▶ **Problem to work on**
The answer is one number: how many lines in the data below hold "title".

▶ **Data for processing**
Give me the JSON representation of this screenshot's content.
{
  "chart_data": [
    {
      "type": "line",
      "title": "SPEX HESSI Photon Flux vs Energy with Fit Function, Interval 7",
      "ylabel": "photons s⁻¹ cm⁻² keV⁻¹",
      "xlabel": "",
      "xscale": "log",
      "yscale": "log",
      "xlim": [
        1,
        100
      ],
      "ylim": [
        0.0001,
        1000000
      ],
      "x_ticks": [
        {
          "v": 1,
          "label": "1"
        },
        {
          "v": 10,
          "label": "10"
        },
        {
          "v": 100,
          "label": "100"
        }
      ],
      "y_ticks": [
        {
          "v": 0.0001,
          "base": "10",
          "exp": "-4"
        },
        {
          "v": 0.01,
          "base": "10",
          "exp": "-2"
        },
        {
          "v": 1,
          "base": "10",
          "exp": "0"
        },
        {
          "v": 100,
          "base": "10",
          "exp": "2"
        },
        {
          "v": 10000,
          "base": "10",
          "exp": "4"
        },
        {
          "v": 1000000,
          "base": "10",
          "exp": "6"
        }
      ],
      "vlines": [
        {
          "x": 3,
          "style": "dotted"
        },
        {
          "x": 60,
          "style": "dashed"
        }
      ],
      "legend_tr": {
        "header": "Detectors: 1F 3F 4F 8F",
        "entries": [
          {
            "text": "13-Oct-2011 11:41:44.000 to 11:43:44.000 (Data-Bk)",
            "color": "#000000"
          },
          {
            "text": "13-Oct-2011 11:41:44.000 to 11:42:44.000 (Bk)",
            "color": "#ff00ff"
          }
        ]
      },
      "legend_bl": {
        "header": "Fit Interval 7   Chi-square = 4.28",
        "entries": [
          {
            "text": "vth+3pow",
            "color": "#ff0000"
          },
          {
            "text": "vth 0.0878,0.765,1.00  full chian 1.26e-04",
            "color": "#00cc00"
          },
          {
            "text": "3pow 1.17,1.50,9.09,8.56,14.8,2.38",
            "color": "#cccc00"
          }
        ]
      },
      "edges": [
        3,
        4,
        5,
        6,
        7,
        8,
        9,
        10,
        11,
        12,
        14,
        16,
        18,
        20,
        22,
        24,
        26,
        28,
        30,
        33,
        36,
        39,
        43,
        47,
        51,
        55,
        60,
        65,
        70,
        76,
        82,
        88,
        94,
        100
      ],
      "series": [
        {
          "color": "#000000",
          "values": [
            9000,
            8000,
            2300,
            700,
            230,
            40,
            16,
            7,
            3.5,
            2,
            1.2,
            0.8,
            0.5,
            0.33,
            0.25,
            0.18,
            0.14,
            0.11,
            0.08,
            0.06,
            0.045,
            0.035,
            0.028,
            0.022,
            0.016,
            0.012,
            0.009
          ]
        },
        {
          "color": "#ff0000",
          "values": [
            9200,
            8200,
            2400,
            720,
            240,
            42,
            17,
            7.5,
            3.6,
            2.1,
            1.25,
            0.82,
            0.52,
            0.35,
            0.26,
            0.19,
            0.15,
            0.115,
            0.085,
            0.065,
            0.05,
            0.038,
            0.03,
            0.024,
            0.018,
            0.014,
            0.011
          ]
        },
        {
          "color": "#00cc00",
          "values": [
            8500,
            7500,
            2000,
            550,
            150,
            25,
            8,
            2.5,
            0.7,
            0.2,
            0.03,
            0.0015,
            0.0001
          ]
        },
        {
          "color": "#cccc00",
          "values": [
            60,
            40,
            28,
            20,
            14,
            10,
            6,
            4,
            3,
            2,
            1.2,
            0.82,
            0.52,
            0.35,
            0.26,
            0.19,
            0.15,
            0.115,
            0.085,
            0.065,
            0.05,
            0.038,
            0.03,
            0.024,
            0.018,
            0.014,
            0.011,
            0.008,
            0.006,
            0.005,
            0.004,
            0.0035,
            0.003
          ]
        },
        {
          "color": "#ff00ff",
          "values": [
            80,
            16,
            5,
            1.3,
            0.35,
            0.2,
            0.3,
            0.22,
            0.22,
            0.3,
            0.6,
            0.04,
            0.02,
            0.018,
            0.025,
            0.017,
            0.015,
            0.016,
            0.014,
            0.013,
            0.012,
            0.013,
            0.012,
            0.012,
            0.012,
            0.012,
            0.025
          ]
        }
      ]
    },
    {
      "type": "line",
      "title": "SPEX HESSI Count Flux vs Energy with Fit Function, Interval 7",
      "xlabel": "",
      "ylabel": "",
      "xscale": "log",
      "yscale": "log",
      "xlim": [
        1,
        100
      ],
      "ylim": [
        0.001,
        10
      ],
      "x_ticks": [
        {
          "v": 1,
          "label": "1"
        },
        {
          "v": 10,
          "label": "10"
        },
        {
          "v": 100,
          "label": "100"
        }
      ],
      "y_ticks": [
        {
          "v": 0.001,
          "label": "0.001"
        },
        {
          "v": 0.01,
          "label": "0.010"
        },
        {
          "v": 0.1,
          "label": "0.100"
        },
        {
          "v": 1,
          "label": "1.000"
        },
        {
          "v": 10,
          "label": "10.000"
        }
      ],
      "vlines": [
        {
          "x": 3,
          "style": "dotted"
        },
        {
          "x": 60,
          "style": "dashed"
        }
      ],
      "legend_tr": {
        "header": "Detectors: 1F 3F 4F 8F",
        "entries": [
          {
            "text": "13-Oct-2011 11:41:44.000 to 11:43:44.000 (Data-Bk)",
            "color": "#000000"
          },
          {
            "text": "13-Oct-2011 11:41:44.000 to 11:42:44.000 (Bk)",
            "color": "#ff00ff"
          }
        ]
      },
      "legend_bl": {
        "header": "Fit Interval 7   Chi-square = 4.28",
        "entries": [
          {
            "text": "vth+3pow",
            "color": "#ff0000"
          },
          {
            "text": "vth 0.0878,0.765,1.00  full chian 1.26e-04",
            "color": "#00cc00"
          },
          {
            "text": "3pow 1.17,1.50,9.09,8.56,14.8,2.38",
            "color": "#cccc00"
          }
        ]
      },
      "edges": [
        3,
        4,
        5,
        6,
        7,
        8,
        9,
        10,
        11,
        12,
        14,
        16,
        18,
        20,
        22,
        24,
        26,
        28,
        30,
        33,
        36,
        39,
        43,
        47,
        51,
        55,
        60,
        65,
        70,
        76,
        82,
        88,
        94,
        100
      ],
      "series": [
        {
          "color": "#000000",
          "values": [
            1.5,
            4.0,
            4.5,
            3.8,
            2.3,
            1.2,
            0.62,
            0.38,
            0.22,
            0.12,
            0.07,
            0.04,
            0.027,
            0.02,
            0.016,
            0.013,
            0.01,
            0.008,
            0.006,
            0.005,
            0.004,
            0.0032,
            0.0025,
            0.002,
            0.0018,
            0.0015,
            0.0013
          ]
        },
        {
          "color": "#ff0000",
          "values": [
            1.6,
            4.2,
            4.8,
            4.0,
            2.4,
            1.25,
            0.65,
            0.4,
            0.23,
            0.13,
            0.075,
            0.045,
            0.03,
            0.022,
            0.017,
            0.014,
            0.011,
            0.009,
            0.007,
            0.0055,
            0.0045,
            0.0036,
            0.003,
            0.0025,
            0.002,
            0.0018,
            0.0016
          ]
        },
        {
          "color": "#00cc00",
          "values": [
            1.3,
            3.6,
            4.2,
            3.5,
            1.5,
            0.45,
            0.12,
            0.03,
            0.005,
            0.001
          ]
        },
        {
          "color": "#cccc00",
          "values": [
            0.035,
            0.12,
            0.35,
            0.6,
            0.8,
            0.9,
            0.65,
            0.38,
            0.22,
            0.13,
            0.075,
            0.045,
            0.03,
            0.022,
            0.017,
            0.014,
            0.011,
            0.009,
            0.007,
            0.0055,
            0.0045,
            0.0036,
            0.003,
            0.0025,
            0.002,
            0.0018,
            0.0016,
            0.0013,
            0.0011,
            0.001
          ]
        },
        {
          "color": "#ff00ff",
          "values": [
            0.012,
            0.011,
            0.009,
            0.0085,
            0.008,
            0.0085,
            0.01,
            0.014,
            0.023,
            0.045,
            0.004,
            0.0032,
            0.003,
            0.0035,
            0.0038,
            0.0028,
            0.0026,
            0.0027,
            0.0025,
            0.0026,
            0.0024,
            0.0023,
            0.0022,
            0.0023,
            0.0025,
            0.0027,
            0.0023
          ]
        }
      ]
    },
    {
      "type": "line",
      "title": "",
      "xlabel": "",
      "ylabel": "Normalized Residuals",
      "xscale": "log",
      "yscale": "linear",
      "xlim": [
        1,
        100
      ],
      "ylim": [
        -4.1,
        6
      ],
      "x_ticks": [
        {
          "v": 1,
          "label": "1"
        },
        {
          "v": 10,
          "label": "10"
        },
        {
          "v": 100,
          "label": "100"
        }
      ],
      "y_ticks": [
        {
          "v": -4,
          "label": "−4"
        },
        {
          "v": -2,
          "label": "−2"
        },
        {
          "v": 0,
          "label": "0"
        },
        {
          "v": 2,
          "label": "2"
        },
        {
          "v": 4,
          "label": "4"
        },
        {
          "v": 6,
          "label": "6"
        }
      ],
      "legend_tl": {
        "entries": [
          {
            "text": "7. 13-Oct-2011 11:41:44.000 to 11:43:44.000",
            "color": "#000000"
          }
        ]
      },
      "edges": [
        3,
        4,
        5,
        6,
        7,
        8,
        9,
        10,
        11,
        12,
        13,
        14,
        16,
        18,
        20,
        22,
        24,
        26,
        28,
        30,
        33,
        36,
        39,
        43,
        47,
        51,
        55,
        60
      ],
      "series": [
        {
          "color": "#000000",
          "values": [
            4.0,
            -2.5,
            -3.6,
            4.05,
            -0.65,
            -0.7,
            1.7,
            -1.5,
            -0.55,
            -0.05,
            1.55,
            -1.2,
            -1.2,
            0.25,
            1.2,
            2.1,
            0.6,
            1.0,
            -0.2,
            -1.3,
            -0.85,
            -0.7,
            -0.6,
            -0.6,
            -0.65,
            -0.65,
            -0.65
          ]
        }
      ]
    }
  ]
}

▶ **Exercise output**
3